>> start Exercise inputs

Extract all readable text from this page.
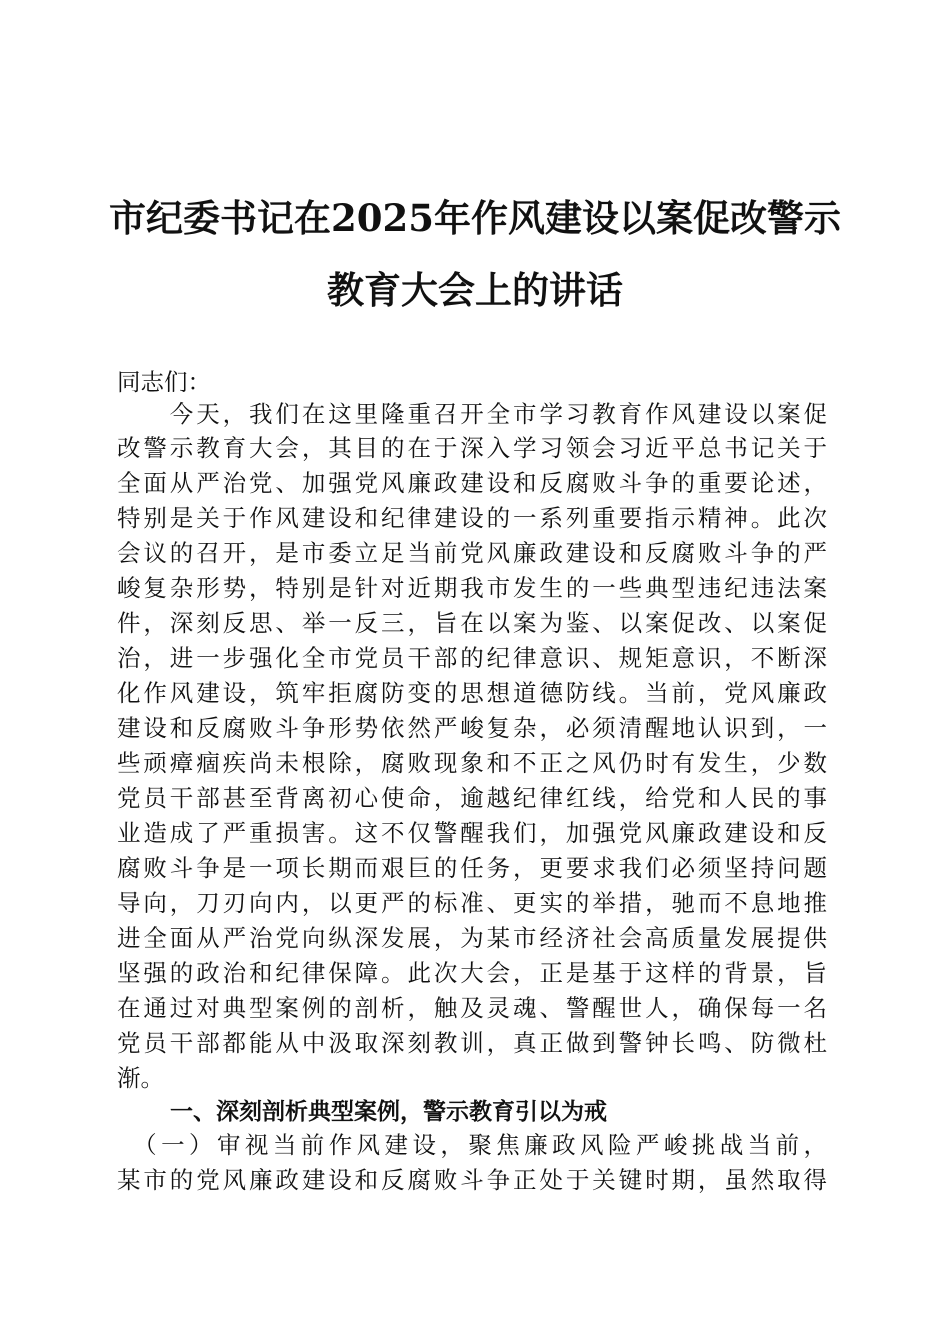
市纪委书记在2025年作风建设以案促改警示
教育大会上的讲话
同志们：
　　今天，我们在这里隆重召开全市学习教育作风建设以案促
改警示教育大会，其目的在于深入学习领会习近平总书记关于
全面从严治党、加强党风廉政建设和反腐败斗争的重要论述，
特别是关于作风建设和纪律建设的一系列重要指示精神。此次
会议的召开，是市委立足当前党风廉政建设和反腐败斗争的严
峻复杂形势，特别是针对近期我市发生的一些典型违纪违法案
件，深刻反思、举一反三，旨在以案为鉴、以案促改、以案促
治，进一步强化全市党员干部的纪律意识、规矩意识，不断深
化作风建设，筑牢拒腐防变的思想道德防线。当前，党风廉政
建设和反腐败斗争形势依然严峻复杂，必须清醒地认识到，一
些顽瘴痼疾尚未根除，腐败现象和不正之风仍时有发生，少数
党员干部甚至背离初心使命，逾越纪律红线，给党和人民的事
业造成了严重损害。这不仅警醒我们，加强党风廉政建设和反
腐败斗争是一项长期而艰巨的任务，更要求我们必须坚持问题
导向，刀刃向内，以更严的标准、更实的举措，驰而不息地推
进全面从严治党向纵深发展，为某市经济社会高质量发展提供
坚强的政治和纪律保障。此次大会，正是基于这样的背景，旨
在通过对典型案例的剖析，触及灵魂、警醒世人，确保每一名
党员干部都能从中汲取深刻教训，真正做到警钟长鸣、防微杜
渐。
一、深刻剖析典型案例，警示教育引以为戒
　（一）审视当前作风建设，聚焦廉政风险严峻挑战当前，
某市的党风廉政建设和反腐败斗争正处于关键时期，虽然取得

>> end Exercise inputs

▶ _Direction_
Except for the pictures, copy the material above exactly.

▶ _Exercise result_
Extract all readable text from this page.
市纪委书记在2025年作风建设以案促改警示
教育大会上的讲话
同志们：
　　今天，我们在这里隆重召开全市学习教育作风建设以案促
改警示教育大会，其目的在于深入学习领会习近平总书记关于
全面从严治党、加强党风廉政建设和反腐败斗争的重要论述，
特别是关于作风建设和纪律建设的一系列重要指示精神。此次
会议的召开，是市委立足当前党风廉政建设和反腐败斗争的严
峻复杂形势，特别是针对近期我市发生的一些典型违纪违法案
件，深刻反思、举一反三，旨在以案为鉴、以案促改、以案促
治，进一步强化全市党员干部的纪律意识、规矩意识，不断深
化作风建设，筑牢拒腐防变的思想道德防线。当前，党风廉政
建设和反腐败斗争形势依然严峻复杂，必须清醒地认识到，一
些顽瘴痼疾尚未根除，腐败现象和不正之风仍时有发生，少数
党员干部甚至背离初心使命，逾越纪律红线，给党和人民的事
业造成了严重损害。这不仅警醒我们，加强党风廉政建设和反
腐败斗争是一项长期而艰巨的任务，更要求我们必须坚持问题
导向，刀刃向内，以更严的标准、更实的举措，驰而不息地推
进全面从严治党向纵深发展，为某市经济社会高质量发展提供
坚强的政治和纪律保障。此次大会，正是基于这样的背景，旨
在通过对典型案例的剖析，触及灵魂、警醒世人，确保每一名
党员干部都能从中汲取深刻教训，真正做到警钟长鸣、防微杜
渐。
一、深刻剖析典型案例，警示教育引以为戒
　（一）审视当前作风建设，聚焦廉政风险严峻挑战当前，
某市的党风廉政建设和反腐败斗争正处于关键时期，虽然取得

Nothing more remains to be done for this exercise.